Gather all lines from the material that contain the word "Ground".

==== DATA TO USE

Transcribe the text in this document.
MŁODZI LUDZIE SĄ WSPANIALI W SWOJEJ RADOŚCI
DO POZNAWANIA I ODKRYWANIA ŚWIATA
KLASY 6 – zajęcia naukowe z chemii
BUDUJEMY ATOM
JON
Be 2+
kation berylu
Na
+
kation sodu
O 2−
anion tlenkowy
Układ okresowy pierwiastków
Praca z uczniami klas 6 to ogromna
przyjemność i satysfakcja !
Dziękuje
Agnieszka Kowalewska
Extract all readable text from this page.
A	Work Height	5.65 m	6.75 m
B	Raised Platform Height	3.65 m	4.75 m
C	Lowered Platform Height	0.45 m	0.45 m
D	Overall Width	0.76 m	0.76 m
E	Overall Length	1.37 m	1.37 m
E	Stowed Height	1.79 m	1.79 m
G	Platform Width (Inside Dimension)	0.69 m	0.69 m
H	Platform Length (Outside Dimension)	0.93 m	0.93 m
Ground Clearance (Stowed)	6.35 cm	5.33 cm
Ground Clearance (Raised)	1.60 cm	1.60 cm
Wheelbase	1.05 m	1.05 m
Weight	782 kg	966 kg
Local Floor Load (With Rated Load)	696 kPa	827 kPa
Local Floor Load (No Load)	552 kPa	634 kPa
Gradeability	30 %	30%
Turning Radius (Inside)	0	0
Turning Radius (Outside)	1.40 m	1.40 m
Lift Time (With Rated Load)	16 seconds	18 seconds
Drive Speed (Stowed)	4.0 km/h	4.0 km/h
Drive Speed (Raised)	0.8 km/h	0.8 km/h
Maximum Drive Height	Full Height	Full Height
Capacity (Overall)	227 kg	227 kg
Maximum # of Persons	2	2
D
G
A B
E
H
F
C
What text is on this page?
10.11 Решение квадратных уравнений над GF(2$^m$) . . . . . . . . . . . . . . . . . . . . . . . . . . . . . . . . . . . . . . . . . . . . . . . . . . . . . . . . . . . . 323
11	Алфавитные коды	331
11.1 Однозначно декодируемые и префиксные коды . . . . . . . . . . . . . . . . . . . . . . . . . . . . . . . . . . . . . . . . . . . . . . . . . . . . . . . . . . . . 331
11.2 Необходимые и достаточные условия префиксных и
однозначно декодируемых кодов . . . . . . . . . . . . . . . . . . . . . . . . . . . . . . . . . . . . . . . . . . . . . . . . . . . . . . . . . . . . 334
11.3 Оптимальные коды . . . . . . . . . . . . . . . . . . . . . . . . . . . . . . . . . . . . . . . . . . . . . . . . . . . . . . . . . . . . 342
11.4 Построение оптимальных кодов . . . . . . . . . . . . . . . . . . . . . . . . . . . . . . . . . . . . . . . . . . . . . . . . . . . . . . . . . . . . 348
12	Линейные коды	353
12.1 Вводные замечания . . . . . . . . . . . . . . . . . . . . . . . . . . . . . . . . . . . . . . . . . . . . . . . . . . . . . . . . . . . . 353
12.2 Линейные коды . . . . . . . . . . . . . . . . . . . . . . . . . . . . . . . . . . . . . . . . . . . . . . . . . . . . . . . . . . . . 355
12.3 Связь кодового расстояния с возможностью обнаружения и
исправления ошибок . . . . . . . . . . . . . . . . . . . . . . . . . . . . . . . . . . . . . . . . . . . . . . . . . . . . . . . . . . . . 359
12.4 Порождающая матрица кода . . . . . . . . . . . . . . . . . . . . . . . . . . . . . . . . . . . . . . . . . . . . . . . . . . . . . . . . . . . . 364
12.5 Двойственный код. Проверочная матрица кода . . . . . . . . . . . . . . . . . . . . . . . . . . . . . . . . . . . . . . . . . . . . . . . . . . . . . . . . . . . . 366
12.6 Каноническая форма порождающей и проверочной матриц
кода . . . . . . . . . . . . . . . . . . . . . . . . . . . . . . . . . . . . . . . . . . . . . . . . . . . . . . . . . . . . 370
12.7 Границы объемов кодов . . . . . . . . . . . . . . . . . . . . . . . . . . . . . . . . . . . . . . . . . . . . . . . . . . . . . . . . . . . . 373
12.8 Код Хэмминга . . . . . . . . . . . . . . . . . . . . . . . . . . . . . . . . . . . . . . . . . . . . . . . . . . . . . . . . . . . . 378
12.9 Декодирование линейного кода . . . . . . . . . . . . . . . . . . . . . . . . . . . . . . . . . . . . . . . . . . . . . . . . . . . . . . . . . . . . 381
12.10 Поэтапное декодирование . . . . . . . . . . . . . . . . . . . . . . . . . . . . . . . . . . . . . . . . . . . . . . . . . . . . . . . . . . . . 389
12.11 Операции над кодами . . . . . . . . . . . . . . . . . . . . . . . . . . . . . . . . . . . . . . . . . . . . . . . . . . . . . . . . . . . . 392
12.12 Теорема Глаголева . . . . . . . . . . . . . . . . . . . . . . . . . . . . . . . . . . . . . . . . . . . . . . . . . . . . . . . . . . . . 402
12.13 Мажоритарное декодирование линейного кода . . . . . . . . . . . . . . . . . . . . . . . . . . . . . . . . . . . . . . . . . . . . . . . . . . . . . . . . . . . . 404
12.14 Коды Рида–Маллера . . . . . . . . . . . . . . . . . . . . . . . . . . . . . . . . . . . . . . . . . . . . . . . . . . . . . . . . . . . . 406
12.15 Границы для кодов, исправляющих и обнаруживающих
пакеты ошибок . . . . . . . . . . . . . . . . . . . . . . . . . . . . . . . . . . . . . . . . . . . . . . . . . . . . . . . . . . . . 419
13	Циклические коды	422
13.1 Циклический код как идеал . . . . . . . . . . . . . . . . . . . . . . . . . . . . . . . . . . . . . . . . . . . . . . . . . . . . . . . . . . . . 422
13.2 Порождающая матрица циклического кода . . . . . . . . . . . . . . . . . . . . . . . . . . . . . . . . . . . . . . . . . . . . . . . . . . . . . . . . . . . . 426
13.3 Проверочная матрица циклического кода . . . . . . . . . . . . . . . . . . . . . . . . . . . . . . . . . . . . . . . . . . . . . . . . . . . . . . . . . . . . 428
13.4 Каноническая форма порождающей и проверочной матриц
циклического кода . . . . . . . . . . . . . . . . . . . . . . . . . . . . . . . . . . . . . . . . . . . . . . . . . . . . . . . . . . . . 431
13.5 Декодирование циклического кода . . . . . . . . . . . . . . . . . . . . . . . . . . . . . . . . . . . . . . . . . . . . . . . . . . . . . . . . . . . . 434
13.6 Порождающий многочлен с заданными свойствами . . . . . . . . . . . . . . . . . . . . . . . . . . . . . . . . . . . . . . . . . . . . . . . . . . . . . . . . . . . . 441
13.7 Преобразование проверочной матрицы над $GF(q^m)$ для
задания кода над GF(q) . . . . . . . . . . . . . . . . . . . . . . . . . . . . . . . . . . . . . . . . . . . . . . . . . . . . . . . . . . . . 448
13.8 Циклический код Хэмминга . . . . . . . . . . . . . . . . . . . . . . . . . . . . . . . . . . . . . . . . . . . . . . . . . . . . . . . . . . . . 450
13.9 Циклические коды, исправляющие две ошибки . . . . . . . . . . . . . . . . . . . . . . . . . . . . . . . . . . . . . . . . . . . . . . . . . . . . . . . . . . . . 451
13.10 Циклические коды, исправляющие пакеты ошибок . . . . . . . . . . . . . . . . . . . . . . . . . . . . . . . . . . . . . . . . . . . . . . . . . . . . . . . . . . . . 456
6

========

- RESULT:
Ground Clearance (Stowed)	6.35 cm	5.33 cm
Ground Clearance (Raised)	1.60 cm	1.60 cm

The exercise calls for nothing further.